##### Given records #####
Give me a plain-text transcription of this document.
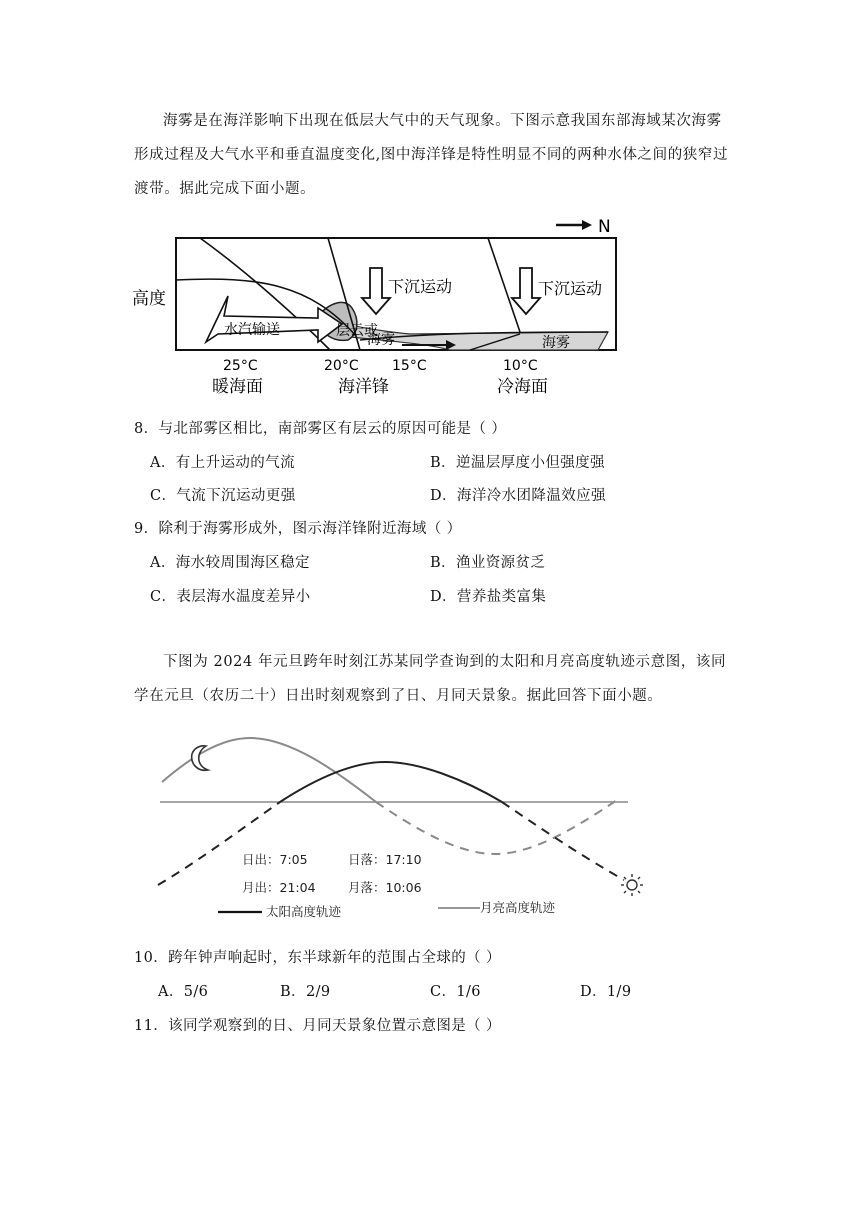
海雾是在海洋影响下出现在低层大气中的天气现象。下图示意我国东部海域某次海雾形成过程及大气水平和垂直温度变化,图中海洋锋是特性明显不同的两种水体之间的狭窄过渡带。据此完成下面小题。
N
高度
水汽输送	层云或
海雾	海雾
下沉运动	下沉运动
25°C	20°C 15°C	10°C
暖海面	海洋锋	冷海面
8．与北部雾区相比，南部雾区有层云的原因可能是（ ）
A．有上升运动的气流	B．逆温层厚度小但强度强
C．气流下沉运动更强	D．海洋冷水团降温效应强
9．除利于海雾形成外，图示海洋锋附近海域（ ）
A．海水较周围海区稳定	B．渔业资源贫乏
C．表层海水温度差异小	D．营养盐类富集
下图为 2024 年元旦跨年时刻江苏某同学查询到的太阳和月亮高度轨迹示意图，该同学在元旦（农历二十）日出时刻观察到了日、月同天景象。据此回答下面小题。
日出：7:05	日落：17:10
月出：21:04	月落：10:06
太阳高度轨迹	月亮高度轨迹
10．跨年钟声响起时，东半球新年的范围占全球的（ ）
A．5/6	B．2/9	C．1/6	D．1/9
11．该同学观察到的日、月同天景象位置示意图是（ ）
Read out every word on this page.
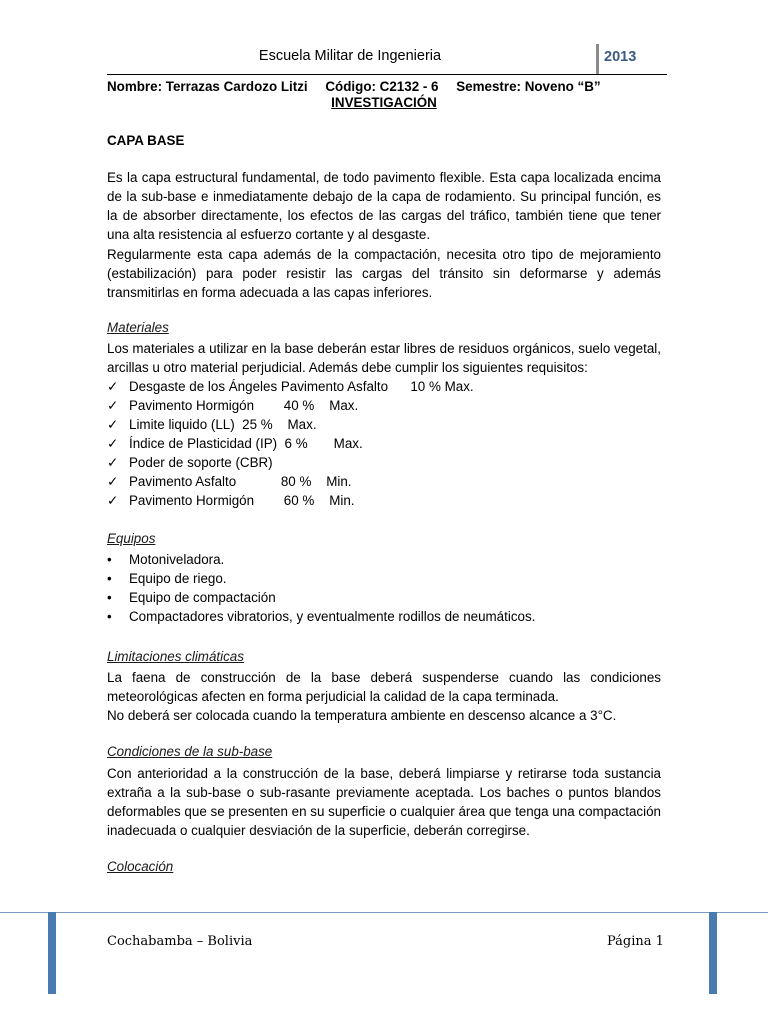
Escuela Militar de Ingenieria	2013
Nombre: Terrazas Cardozo Litzi Código: C2132 - 6 Semestre: Noveno “B”
INVESTIGACIÓN
CAPA BASE
Es la capa estructural fundamental, de todo pavimento flexible. Esta capa localizada encima de la sub-base e inmediatamente debajo de la capa de rodamiento. Su principal función, es la de absorber directamente, los efectos de las cargas del tráfico, también tiene que tener una alta resistencia al esfuerzo cortante y al desgaste.
Regularmente esta capa además de la compactación, necesita otro tipo de mejoramiento (estabilización) para poder resistir las cargas del tránsito sin deformarse y además transmitirlas en forma adecuada a las capas inferiores.
Materiales
Los materiales a utilizar en la base deberán estar libres de residuos orgánicos, suelo vegetal, arcillas u otro material perjudicial. Además debe cumplir los siguientes requisitos:
✓ Desgaste de los Ángeles Pavimento Asfalto      10 % Max.
✓ Pavimento Hormigón        40 %    Max.
✓ Limite liquido (LL)  25 %    Max.
✓ Índice de Plasticidad (IP)  6 %       Max.
✓ Poder de soporte (CBR)
✓ Pavimento Asfalto            80 %    Min.
✓ Pavimento Hormigón        60 %    Min.
Equipos
•	Motoniveladora.
•	Equipo de riego.
•	Equipo de compactación
•	Compactadores vibratorios, y eventualmente rodillos de neumáticos.
Limitaciones climáticas
La faena de construcción de la base deberá suspenderse cuando las condiciones meteorológicas afecten en forma perjudicial la calidad de la capa terminada.
No deberá ser colocada cuando la temperatura ambiente en descenso alcance a 3°C.
Condiciones de la sub-base
Con anterioridad a la construcción de la base, deberá limpiarse y retirarse toda sustancia extraña a la sub-base o sub-rasante previamente aceptada. Los baches o puntos blandos deformables que se presenten en su superficie o cualquier área que tenga una compactación inadecuada o cualquier desviación de la superficie, deberán corregirse.
Colocación
Cochabamba – Bolivia	Página 1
#####
Stated problem. Collect, from the material above, every line containing the word "Hormigón".

Final result.
✓ Pavimento Hormigón        40 %    Max.
✓ Pavimento Hormigón        60 %    Min.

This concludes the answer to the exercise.